>> START
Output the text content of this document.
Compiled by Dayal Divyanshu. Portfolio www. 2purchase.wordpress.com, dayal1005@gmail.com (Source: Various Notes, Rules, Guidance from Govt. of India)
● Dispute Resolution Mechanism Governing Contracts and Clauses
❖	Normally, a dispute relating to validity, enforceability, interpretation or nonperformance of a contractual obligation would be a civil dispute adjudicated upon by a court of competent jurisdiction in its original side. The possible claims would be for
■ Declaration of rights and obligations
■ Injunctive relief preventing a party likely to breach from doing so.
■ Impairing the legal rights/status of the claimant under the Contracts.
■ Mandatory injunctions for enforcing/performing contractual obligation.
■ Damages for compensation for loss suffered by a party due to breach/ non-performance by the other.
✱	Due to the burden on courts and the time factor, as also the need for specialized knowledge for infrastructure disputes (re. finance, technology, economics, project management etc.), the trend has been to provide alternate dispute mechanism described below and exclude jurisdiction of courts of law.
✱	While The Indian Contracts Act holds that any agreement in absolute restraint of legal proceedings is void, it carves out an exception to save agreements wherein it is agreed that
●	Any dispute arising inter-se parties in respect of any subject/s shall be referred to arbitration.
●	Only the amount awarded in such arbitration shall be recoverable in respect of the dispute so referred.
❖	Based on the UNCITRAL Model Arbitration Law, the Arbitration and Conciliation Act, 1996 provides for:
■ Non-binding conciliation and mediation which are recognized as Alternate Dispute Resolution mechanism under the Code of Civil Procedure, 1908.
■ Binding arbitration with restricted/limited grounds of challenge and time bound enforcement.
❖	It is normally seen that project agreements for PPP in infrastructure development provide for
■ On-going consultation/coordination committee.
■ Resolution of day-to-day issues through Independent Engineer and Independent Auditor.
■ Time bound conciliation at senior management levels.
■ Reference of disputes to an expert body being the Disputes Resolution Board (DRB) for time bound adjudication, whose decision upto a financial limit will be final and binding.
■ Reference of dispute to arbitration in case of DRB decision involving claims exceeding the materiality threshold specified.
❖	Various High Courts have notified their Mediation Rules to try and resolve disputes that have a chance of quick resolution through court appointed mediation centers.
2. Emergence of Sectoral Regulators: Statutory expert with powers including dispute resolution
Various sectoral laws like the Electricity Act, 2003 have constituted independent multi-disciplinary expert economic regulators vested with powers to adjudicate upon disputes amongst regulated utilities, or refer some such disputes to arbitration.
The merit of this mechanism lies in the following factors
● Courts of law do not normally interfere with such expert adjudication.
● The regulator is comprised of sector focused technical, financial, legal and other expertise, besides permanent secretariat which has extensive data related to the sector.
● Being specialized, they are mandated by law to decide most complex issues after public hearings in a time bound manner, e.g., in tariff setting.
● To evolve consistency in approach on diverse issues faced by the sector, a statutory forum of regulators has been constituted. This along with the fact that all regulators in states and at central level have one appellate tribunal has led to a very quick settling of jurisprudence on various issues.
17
>> END
>> START
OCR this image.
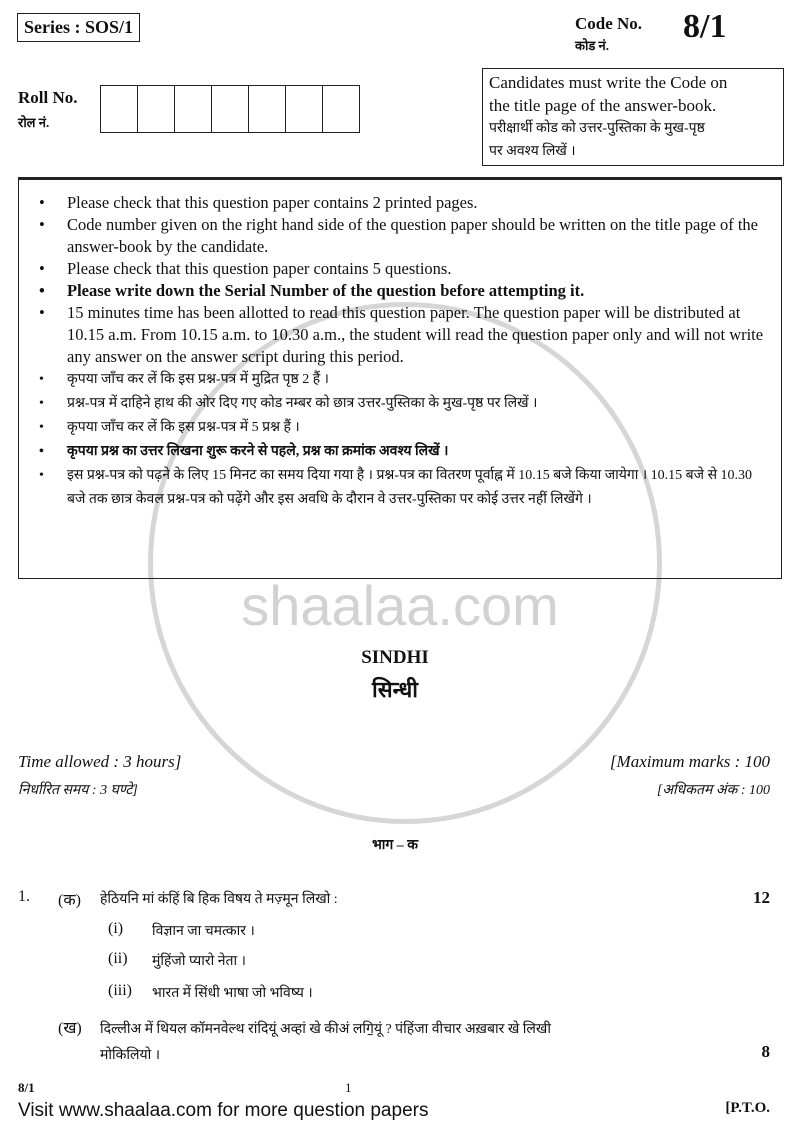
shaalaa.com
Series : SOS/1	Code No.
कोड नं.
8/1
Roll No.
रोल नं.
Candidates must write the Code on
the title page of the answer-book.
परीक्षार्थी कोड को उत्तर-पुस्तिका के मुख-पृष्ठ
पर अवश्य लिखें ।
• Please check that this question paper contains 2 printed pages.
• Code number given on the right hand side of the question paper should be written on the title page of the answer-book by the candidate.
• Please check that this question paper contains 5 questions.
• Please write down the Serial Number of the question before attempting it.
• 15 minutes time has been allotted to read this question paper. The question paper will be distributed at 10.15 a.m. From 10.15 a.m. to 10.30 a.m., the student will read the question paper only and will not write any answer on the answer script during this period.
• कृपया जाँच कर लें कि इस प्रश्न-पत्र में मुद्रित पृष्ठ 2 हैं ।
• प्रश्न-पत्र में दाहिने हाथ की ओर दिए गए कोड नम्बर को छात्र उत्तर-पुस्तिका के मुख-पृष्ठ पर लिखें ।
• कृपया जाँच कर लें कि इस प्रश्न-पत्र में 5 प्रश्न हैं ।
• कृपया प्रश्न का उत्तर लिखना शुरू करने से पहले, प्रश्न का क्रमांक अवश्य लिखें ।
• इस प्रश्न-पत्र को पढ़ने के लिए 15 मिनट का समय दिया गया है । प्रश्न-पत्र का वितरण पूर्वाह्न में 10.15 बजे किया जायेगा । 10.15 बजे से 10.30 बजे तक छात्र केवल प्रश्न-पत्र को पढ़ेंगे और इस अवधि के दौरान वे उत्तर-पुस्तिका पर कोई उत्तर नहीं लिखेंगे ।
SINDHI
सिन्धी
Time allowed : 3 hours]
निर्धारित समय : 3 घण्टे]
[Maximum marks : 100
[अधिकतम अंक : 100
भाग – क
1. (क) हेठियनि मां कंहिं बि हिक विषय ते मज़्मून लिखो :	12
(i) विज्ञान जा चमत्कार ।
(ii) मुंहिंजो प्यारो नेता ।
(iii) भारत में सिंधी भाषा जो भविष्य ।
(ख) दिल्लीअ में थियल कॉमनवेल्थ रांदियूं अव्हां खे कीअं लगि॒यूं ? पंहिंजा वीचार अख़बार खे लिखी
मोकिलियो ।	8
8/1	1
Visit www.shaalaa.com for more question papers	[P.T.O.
>> END
>> START
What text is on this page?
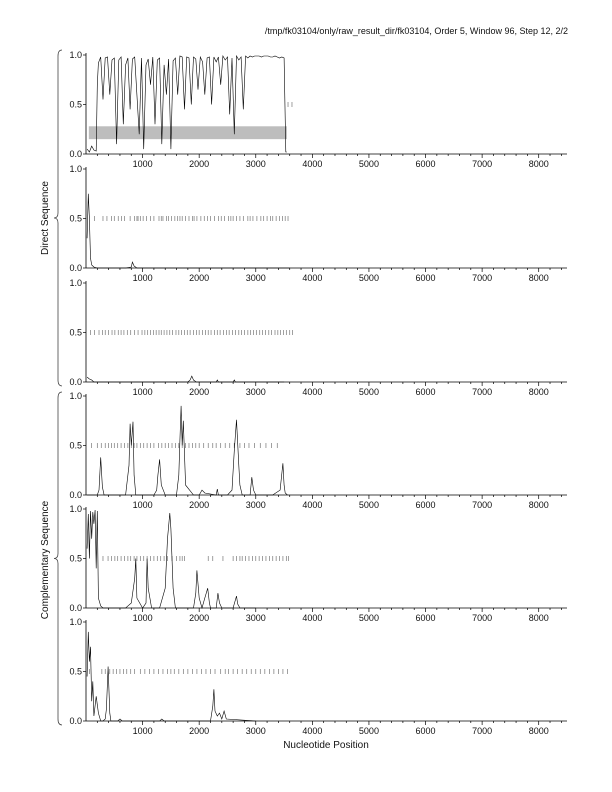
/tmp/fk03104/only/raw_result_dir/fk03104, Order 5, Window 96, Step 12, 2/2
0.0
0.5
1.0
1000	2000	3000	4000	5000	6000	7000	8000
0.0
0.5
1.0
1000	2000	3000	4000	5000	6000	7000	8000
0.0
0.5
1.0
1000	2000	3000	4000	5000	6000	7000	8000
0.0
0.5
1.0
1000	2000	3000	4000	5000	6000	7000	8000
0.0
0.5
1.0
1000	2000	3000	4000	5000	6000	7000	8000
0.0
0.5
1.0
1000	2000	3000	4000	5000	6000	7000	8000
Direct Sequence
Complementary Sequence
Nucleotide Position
>> END
◆ **Request**
Check all the records above and select each line where the string "under" is found.

◆ **Output for this exercise**
■ Impairing the legal rights/status of the claimant under the Contracts.
■ Non-binding conciliation and mediation which are recognized as Alternate Dispute Resolution mechanism under the Code of Civil Procedure, 1908.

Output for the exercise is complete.